Como resultado, las multinacionales sirvieron de punta de lanza en lugar del ejército, pero gozaron de pleno apoyo de las fuerzas armadas y políticas del país, sin embargo, Estados Unidos sí vivió un momento inicial de expansionismo directo, durante el cual arrebató a México la mitad de su territorio, estableció un protectorado en Puerto Rico, Cuba y Filipinas, se anexó Hawái, Guam, Samoa Americana y compró diferentes territorios a países europeos como Luisiana y Alaska.
Este expansionismo respondía a dos objetivos principales: en primer lugar avanzar hacia su zona de expansión natural que iba desde el Atlántico hasta el Pacifico, encontrándose con mexicanos y nativos indígenas a los que consideraban ciertamente inferiores y un sacrificio necesario para la misión civilizadora estadounidense. Por otro lado, su presencia en el Pacífico y el Caribe responde a la necesidad de poseer bases de avanzada para sustentar su floreciente comercio y mantener su capacidad militar activa, con miras a responder a cualquier agresión o negativa de algún pueblo no deseoso de mantener relaciones comerciales.
Ejemplo de esto fueron las acciones intimidantes de la flota al mando del comodoro Matthew C. Perry entre 1853-1854, al puerto japonés de Okinawa para obtener una concesión minera y privilegios comerciales. El mismo caso se repite en 1859 en China para proteger intereses estadounidenses en Shanghái, y en 1860 durante la rebelión indígena en Kissembo contra Portugal, que ponía en riesgo la vida y propiedad de nacionales radicados en Angola. Lo mismo podría decirse de sus intervenciones en Argentina, Nicaragua, Haití, Uruguay, Republica Dominicana etc., mostrando que la prioridad del país a ser controlar puntos estratégicos que le permitiesen desplegar su potencia de manera clara y contundente en cualquier coordenada (Fonseca 2013).
¿Pero qué se entiende por Hegemonía?, para responder esta pregunta es imprescindible analizar los aportes teóricos realizados por el italiano Antonio Gramsci en textos como “Cuadernos de la cárcel” (1932), donde proporciona herramientas conceptuales que permiten explicar en el transcurso de la historia las dinámicas ejercidas por los grupos o clases sociales prominentes parar validar su dominación sobre otros.
Dentro de los instrumentos que propone Gramsci para llevar a cabo este objetivo, se encuentra el uso de mecanismos políticos y culturales que permitan implementar una dialéctica entre coerción y consenso a fin de legitimar un orden particular de la sociedad, en este sentido la cultura y la educación cobran un valor mucho más importante que las posturas economicistas de la historia y la política.

Extracto del conjunto de datos
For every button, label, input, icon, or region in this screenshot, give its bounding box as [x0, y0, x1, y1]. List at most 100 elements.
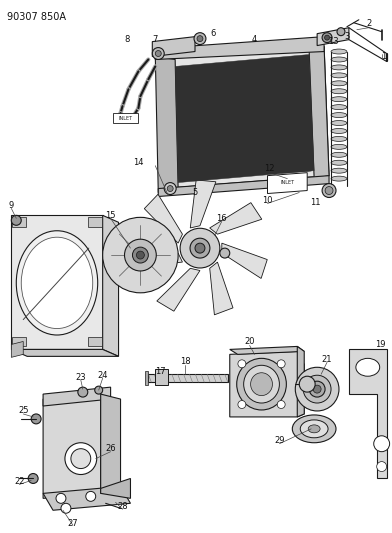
Ellipse shape [331, 112, 347, 118]
Circle shape [71, 449, 91, 469]
Text: 20: 20 [244, 337, 255, 346]
Polygon shape [103, 215, 118, 357]
Polygon shape [230, 346, 304, 354]
Polygon shape [157, 268, 200, 311]
Polygon shape [43, 487, 131, 510]
Text: 27: 27 [67, 519, 78, 528]
Text: 22: 22 [14, 477, 25, 486]
Bar [148, 374, 228, 382]
Polygon shape [309, 46, 329, 179]
Text: 15: 15 [105, 211, 116, 220]
Circle shape [295, 367, 339, 411]
Text: INLET: INLET [118, 116, 132, 120]
Ellipse shape [331, 176, 347, 181]
Polygon shape [43, 394, 101, 498]
Text: 10: 10 [262, 196, 273, 205]
Circle shape [194, 33, 206, 45]
Bar [88, 217, 102, 227]
Circle shape [132, 247, 148, 263]
Text: 19: 19 [376, 340, 386, 349]
Polygon shape [11, 342, 23, 357]
Circle shape [238, 360, 246, 368]
Circle shape [325, 187, 333, 195]
Polygon shape [144, 195, 182, 243]
Ellipse shape [331, 73, 347, 78]
Text: 3: 3 [344, 32, 350, 41]
Circle shape [277, 360, 285, 368]
Polygon shape [11, 350, 118, 357]
Polygon shape [155, 369, 168, 385]
Text: 18: 18 [180, 357, 191, 366]
Ellipse shape [331, 168, 347, 173]
Circle shape [238, 400, 246, 408]
Circle shape [377, 462, 387, 472]
Polygon shape [349, 350, 387, 479]
Polygon shape [101, 479, 131, 498]
Ellipse shape [331, 128, 347, 133]
Circle shape [65, 443, 97, 474]
Ellipse shape [331, 49, 347, 54]
Text: 13: 13 [328, 37, 338, 46]
Circle shape [11, 215, 21, 225]
Circle shape [337, 28, 345, 36]
Text: 23: 23 [76, 373, 86, 382]
Ellipse shape [356, 358, 380, 376]
Text: 9: 9 [9, 201, 14, 210]
Circle shape [299, 376, 315, 392]
Circle shape [31, 414, 41, 424]
Ellipse shape [331, 152, 347, 157]
Polygon shape [155, 56, 178, 192]
Text: 11: 11 [310, 198, 320, 207]
Ellipse shape [244, 365, 279, 403]
Polygon shape [210, 262, 233, 315]
Polygon shape [101, 394, 120, 494]
Text: 12: 12 [264, 164, 275, 173]
Polygon shape [175, 54, 314, 183]
Ellipse shape [331, 65, 347, 70]
Circle shape [78, 387, 88, 397]
Circle shape [152, 47, 164, 60]
Text: 28: 28 [117, 502, 128, 511]
Text: INLET: INLET [280, 180, 294, 185]
Ellipse shape [331, 89, 347, 94]
Text: 7: 7 [152, 35, 158, 44]
Polygon shape [155, 37, 324, 60]
Circle shape [103, 217, 178, 293]
Circle shape [277, 400, 285, 408]
Ellipse shape [331, 104, 347, 110]
Ellipse shape [331, 81, 347, 86]
Ellipse shape [331, 120, 347, 125]
Circle shape [164, 183, 176, 195]
Polygon shape [158, 176, 329, 197]
Circle shape [125, 239, 156, 271]
Polygon shape [158, 46, 329, 189]
Text: 6: 6 [210, 29, 216, 38]
Polygon shape [222, 243, 267, 278]
Ellipse shape [21, 237, 93, 328]
Text: 5: 5 [192, 188, 198, 197]
Polygon shape [145, 372, 148, 385]
Polygon shape [230, 351, 304, 417]
Ellipse shape [308, 425, 320, 433]
Circle shape [220, 248, 230, 258]
Ellipse shape [331, 57, 347, 62]
Circle shape [313, 385, 321, 393]
Circle shape [180, 228, 220, 268]
Ellipse shape [331, 96, 347, 102]
Circle shape [136, 251, 144, 259]
Ellipse shape [250, 373, 272, 395]
Circle shape [167, 185, 173, 191]
Polygon shape [43, 387, 111, 406]
Text: 29: 29 [274, 436, 285, 445]
Text: 17: 17 [155, 367, 165, 376]
Circle shape [195, 243, 205, 253]
Circle shape [374, 436, 390, 451]
Bar [113, 113, 138, 123]
Circle shape [197, 36, 203, 42]
Ellipse shape [292, 415, 336, 443]
Circle shape [61, 503, 71, 513]
Circle shape [322, 33, 332, 43]
Text: 1: 1 [381, 52, 386, 61]
Ellipse shape [331, 136, 347, 141]
Circle shape [322, 183, 336, 198]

### [Objetivo]
Continúa el pasaje sobre el expansionismo estadounidense y la noción de hegemonía a partir del punto en que se detiene. Los ítems provienen de una fuente distinta a la del pasaje.

### [Respuesta esperada]
Así, la hegemonía jamás puede renunciar a la coerción y la violencia, pero estas deben estar mediadas por fórmulas de aceptación del poder y dominación voluntaria o consensual de los subalternos, encargados de otorgar legitimidad al sistema que desea validarse o imponerse, para que pueda consolidarse una interacción fluida entre dominados y dominadores bajo las reglas de los primeros.
En concreto, la hegemonía consiste en convertir los valores y cosmogonías propias de los entes dominantes en una especie de sentido común compartido por los dominados, que terminan por aceptar sus condiciones como algo necesario o útil, justificando así la presencia y poder de los centros hegemónicos.
De aquí que para Gramsci las instancias superiores articulan su dominación no solo con el poder material, sino por el uso de una serie de estrategias culturales, institucionales y cotidianas que aseguren la cohesión indispensable para conseguir las metas planteadas desde los grupos sociales, países u organizaciones hegemónicas. Esto no quiere decir que no existan conflictos, sino que de aparecer pueden ser tramitados mediante el aprovechamiento de aquellos parámetros sociales que no amenacen la continuidad del estatus quo (Gruppi 1978).
Como concepto la hegemonía ha sufrido múltiples mutaciones que se han alimentado de pensadores de la talla de Alfonso Klauer, quien la definió de la siguiente manera: “Hegemonía es el dominio (permanente o transitorio) que ejerce un pueblo, nación y/o Estado (hegemónico) sobre otro u otros pueblos, naciones y/o Estados (dominados), y a través del que aquél hace prevalecer sus intereses (territoriales, económicos, culturales, etc.)” (Klauer 2003 :36).
Además, “el pueblo dominante hace prevalecer sus intereses ante los pueblos dominados sin que se dé sojuzgamiento y en particular, el que se obtiene con la ocupación militar del territorio” (Klauer 2003: 36). En esta teoría de las relaciones hegemónicas no se intenta desarticular los aparatos estatales de los pueblos dominados, recurriendo a esta medida solo en casos específicos que tienen un carácter de contingencia.
La hegemonía puede darse por lo tanto en aspectos estructurales o cotidianos, que en mayor o menor medida configuran el actuar de otra sociedad (Morales 2014). Para Estados Unidos, la hegemonía militar solo cumplía un papel instrumental a la hora de abrir las fronteras comerciales, mantener el derecho a comerciar de los neutrales, obtener buenas condiciones para la explotación de materias primas, derribar aranceles o construir infraestructuras transcendentales para el desarrollo económico estadounidense. Actuar que se ve reflejado en el apoyo a la secesión panameña de Colombia, cuya concreción significó unir las dos costas de Norteamérica en un tiempo hasta entonces record que revolucionaria el comercio internacional (Galvis 1920).
En contraste, la hegemonía económica trae consigo mejores réditos y puede llegar a mermar los costos sociales y económicos en comparación con la conquista militar, aunque seguiría teniendo una consideración antidemocrática y asimétrica, donde se evidencia la arbitrariedad y el abuso bien sea de forma descarada o sutil. En este sentido, el adelanto significativo de los Estados Unidos en temas científicos, técnicos y tecnológicos, le ha brindado una ventaja extraordinaria frente a los países que lo rodean y aun en paridad con las naciones más desarrolladas.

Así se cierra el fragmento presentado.